_Requirement_:
Every entry below should be repeated exactly; the pictures should not.

(Saved entries)
● ● ●
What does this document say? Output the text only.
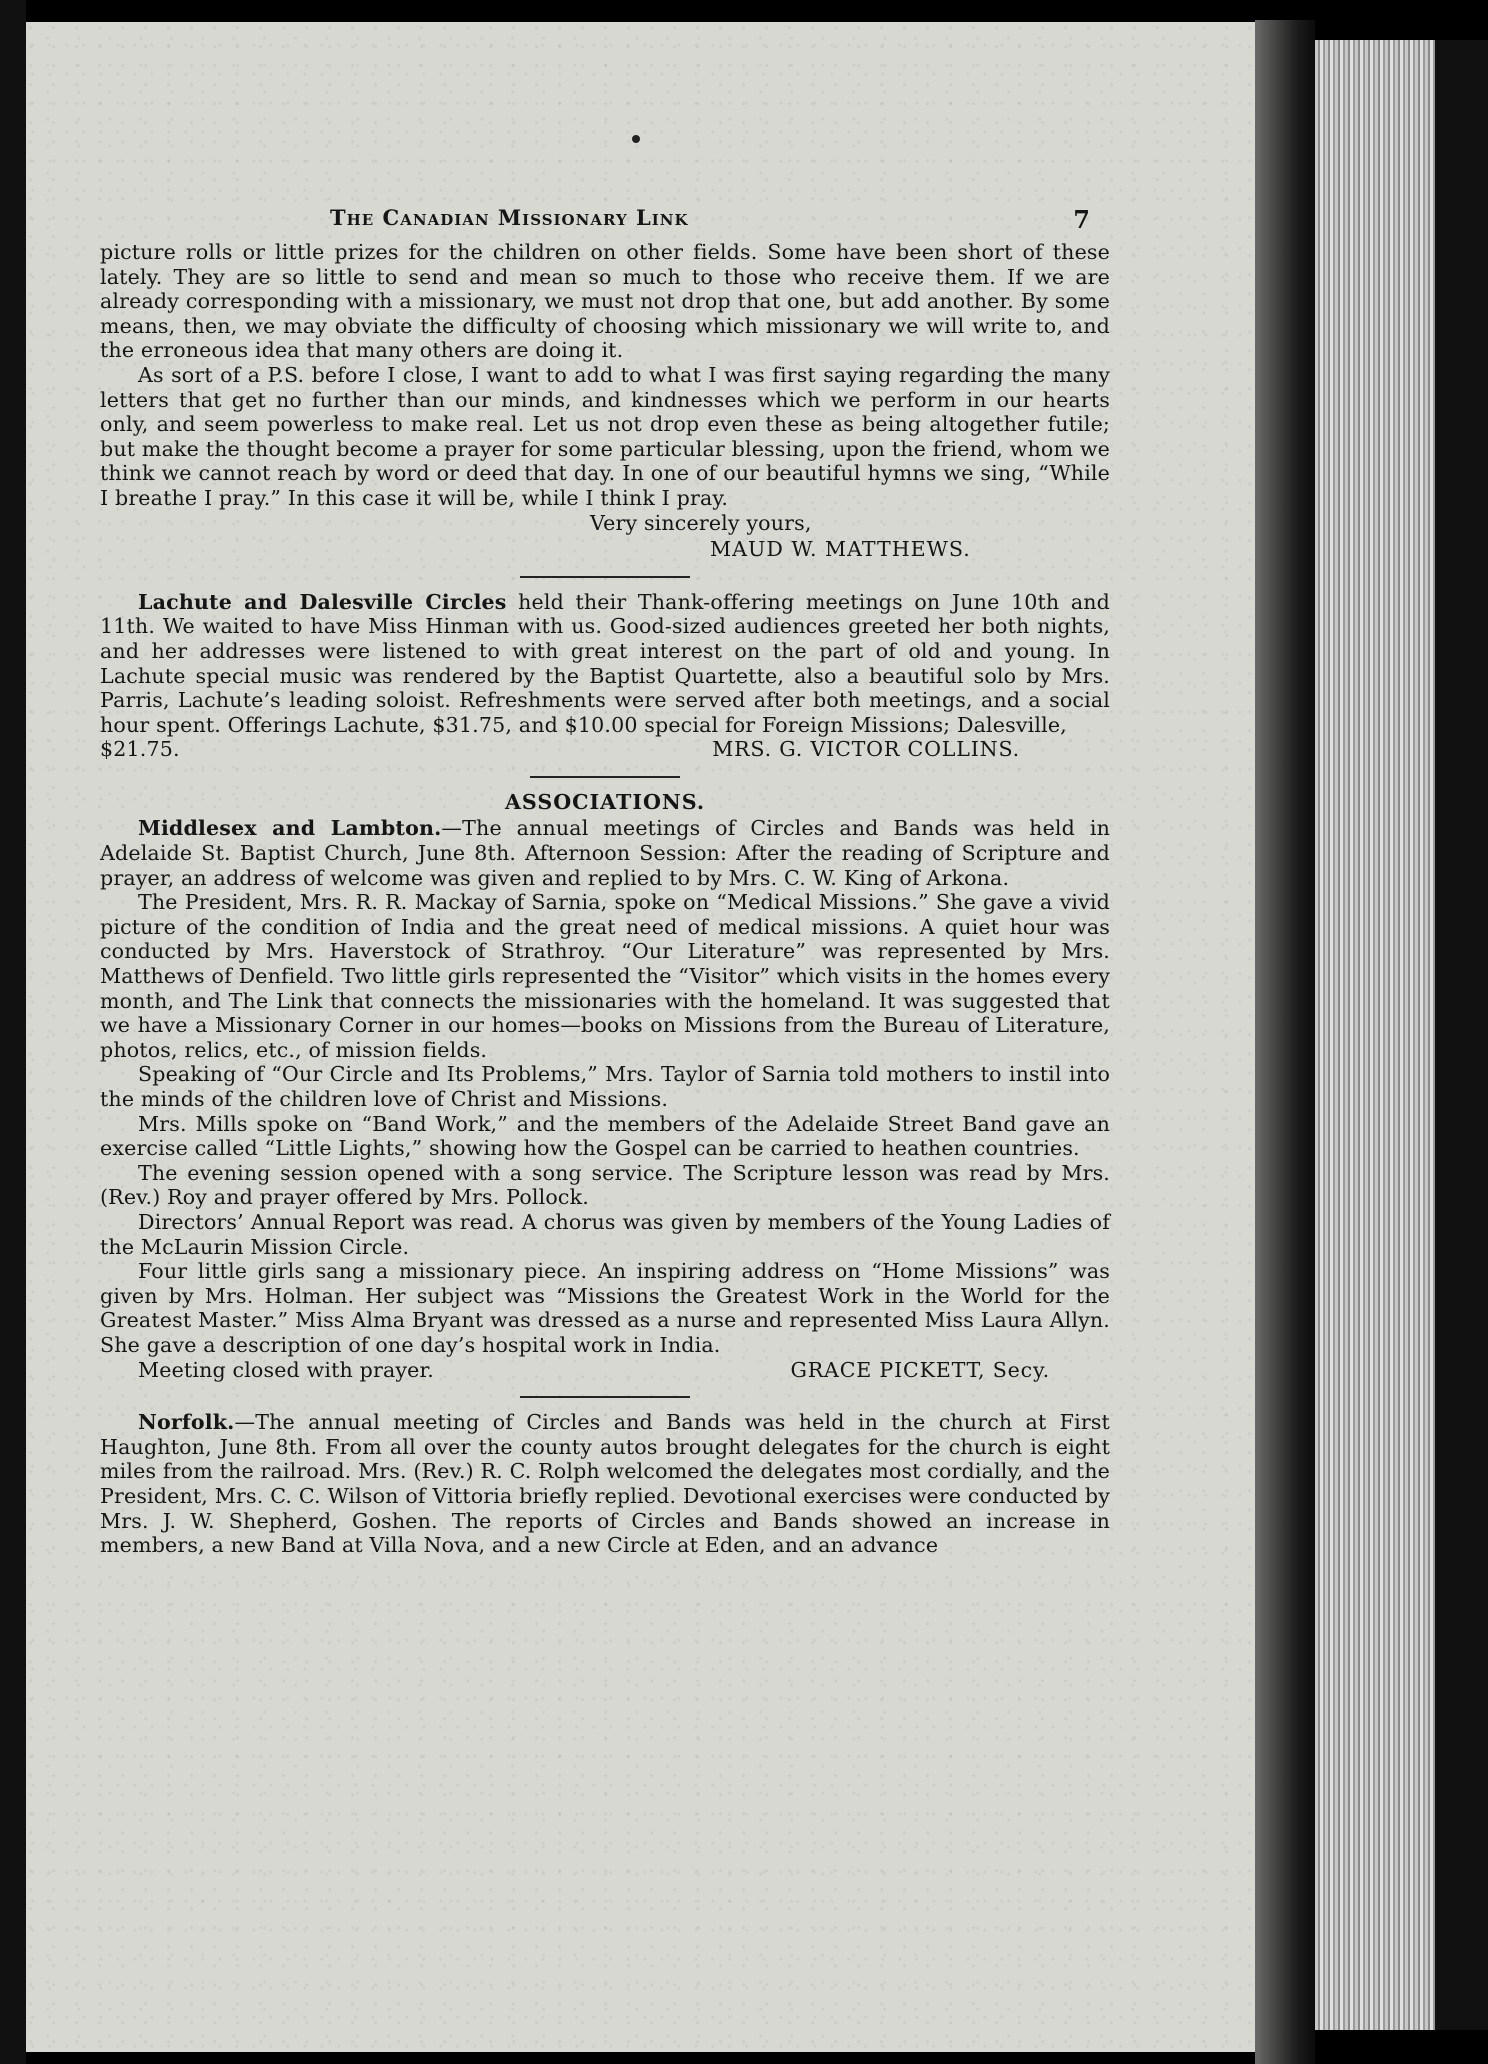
The Canadian Missionary Link	7

picture rolls or little prizes for the children on other fields. Some have been short of these lately. They are so little to send and mean so much to those who receive them. If we are already corresponding with a missionary, we must not drop that one, but add another. By some means, then, we may obviate the difficulty of choosing which missionary we will write to, and the erroneous idea that many others are doing it.

As sort of a P.S. before I close, I want to add to what I was first saying regarding the many letters that get no further than our minds, and kindnesses which we perform in our hearts only, and seem powerless to make real. Let us not drop even these as being altogether futile; but make the thought become a prayer for some particular blessing, upon the friend, whom we think we cannot reach by word or deed that day. In one of our beautiful hymns we sing, “While I breathe I pray.” In this case it will be, while I think I pray.

Very sincerely yours,

MAUD W. MATTHEWS.

Lachute and Dalesville Circles held their Thank-offering meetings on June 10th and 11th. We waited to have Miss Hinman with us. Good-sized audiences greeted her both nights, and her addresses were listened to with great interest on the part of old and young. In Lachute special music was rendered by the Baptist Quartette, also a beautiful solo by Mrs. Parris, Lachute’s leading soloist. Refreshments were served after both meetings, and a social hour spent. Offerings Lachute, $31.75, and $10.00 special for Foreign Missions; Dalesville,

$21.75.	MRS. G. VICTOR COLLINS.

ASSOCIATIONS.

Middlesex and Lambton.—The annual meetings of Circles and Bands was held in Adelaide St. Baptist Church, June 8th. Afternoon Session: After the reading of Scripture and prayer, an address of welcome was given and replied to by Mrs. C. W. King of Arkona.

The President, Mrs. R. R. Mackay of Sarnia, spoke on “Medical Missions.” She gave a vivid picture of the condition of India and the great need of medical missions. A quiet hour was conducted by Mrs. Haverstock of Strathroy. “Our Literature” was represented by Mrs. Matthews of Denfield. Two little girls represented the “Visitor” which visits in the homes every month, and The Link that connects the missionaries with the homeland. It was suggested that we have a Missionary Corner in our homes—books on Missions from the Bureau of Literature, photos, relics, etc., of mission fields.

Speaking of “Our Circle and Its Problems,” Mrs. Taylor of Sarnia told mothers to instil into the minds of the children love of Christ and Missions.

Mrs. Mills spoke on “Band Work,” and the members of the Adelaide Street Band gave an exercise called “Little Lights,” showing how the Gospel can be carried to heathen countries.

The evening session opened with a song service. The Scripture lesson was read by Mrs. (Rev.) Roy and prayer offered by Mrs. Pollock.

Directors’ Annual Report was read. A chorus was given by members of the Young Ladies of the McLaurin Mission Circle.

Four little girls sang a missionary piece. An inspiring address on “Home Missions” was given by Mrs. Holman. Her subject was “Missions the Greatest Work in the World for the Greatest Master.” Miss Alma Bryant was dressed as a nurse and represented Miss Laura Allyn. She gave a description of one day’s hospital work in India.

Meeting closed with prayer.	GRACE PICKETT, Secy.

Norfolk.—The annual meeting of Circles and Bands was held in the church at First Haughton, June 8th. From all over the county autos brought delegates for the church is eight miles from the railroad. Mrs. (Rev.) R. C. Rolph welcomed the delegates most cordially, and the President, Mrs. C. C. Wilson of Vittoria briefly replied. Devotional exercises were conducted by Mrs. J. W. Shepherd, Goshen. The reports of Circles and Bands showed an increase in members, a new Band at Villa Nova, and a new Circle at Eden, and an advance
● ● ●
_Solution to this exercise_:
What does this document say? Output the text only.
The Canadian Missionary Link	7

picture rolls or little prizes for the children on other fields. Some have been short of these lately. They are so little to send and mean so much to those who receive them. If we are already corresponding with a missionary, we must not drop that one, but add another. By some means, then, we may obviate the difficulty of choosing which missionary we will write to, and the erroneous idea that many others are doing it.

As sort of a P.S. before I close, I want to add to what I was first saying regarding the many letters that get no further than our minds, and kindnesses which we perform in our hearts only, and seem powerless to make real. Let us not drop even these as being altogether futile; but make the thought become a prayer for some particular blessing, upon the friend, whom we think we cannot reach by word or deed that day. In one of our beautiful hymns we sing, “While I breathe I pray.” In this case it will be, while I think I pray.

Very sincerely yours,

MAUD W. MATTHEWS.

Lachute and Dalesville Circles held their Thank-offering meetings on June 10th and 11th. We waited to have Miss Hinman with us. Good-sized audiences greeted her both nights, and her addresses were listened to with great interest on the part of old and young. In Lachute special music was rendered by the Baptist Quartette, also a beautiful solo by Mrs. Parris, Lachute’s leading soloist. Refreshments were served after both meetings, and a social hour spent. Offerings Lachute, $31.75, and $10.00 special for Foreign Missions; Dalesville,

$21.75.	MRS. G. VICTOR COLLINS.

ASSOCIATIONS.

Middlesex and Lambton.—The annual meetings of Circles and Bands was held in Adelaide St. Baptist Church, June 8th. Afternoon Session: After the reading of Scripture and prayer, an address of welcome was given and replied to by Mrs. C. W. King of Arkona.

The President, Mrs. R. R. Mackay of Sarnia, spoke on “Medical Missions.” She gave a vivid picture of the condition of India and the great need of medical missions. A quiet hour was conducted by Mrs. Haverstock of Strathroy. “Our Literature” was represented by Mrs. Matthews of Denfield. Two little girls represented the “Visitor” which visits in the homes every month, and The Link that connects the missionaries with the homeland. It was suggested that we have a Missionary Corner in our homes—books on Missions from the Bureau of Literature, photos, relics, etc., of mission fields.

Speaking of “Our Circle and Its Problems,” Mrs. Taylor of Sarnia told mothers to instil into the minds of the children love of Christ and Missions.

Mrs. Mills spoke on “Band Work,” and the members of the Adelaide Street Band gave an exercise called “Little Lights,” showing how the Gospel can be carried to heathen countries.

The evening session opened with a song service. The Scripture lesson was read by Mrs. (Rev.) Roy and prayer offered by Mrs. Pollock.

Directors’ Annual Report was read. A chorus was given by members of the Young Ladies of the McLaurin Mission Circle.

Four little girls sang a missionary piece. An inspiring address on “Home Missions” was given by Mrs. Holman. Her subject was “Missions the Greatest Work in the World for the Greatest Master.” Miss Alma Bryant was dressed as a nurse and represented Miss Laura Allyn. She gave a description of one day’s hospital work in India.

Meeting closed with prayer.	GRACE PICKETT, Secy.

Norfolk.—The annual meeting of Circles and Bands was held in the church at First Haughton, June 8th. From all over the county autos brought delegates for the church is eight miles from the railroad. Mrs. (Rev.) R. C. Rolph welcomed the delegates most cordially, and the President, Mrs. C. C. Wilson of Vittoria briefly replied. Devotional exercises were conducted by Mrs. J. W. Shepherd, Goshen. The reports of Circles and Bands showed an increase in members, a new Band at Villa Nova, and a new Circle at Eden, and an advance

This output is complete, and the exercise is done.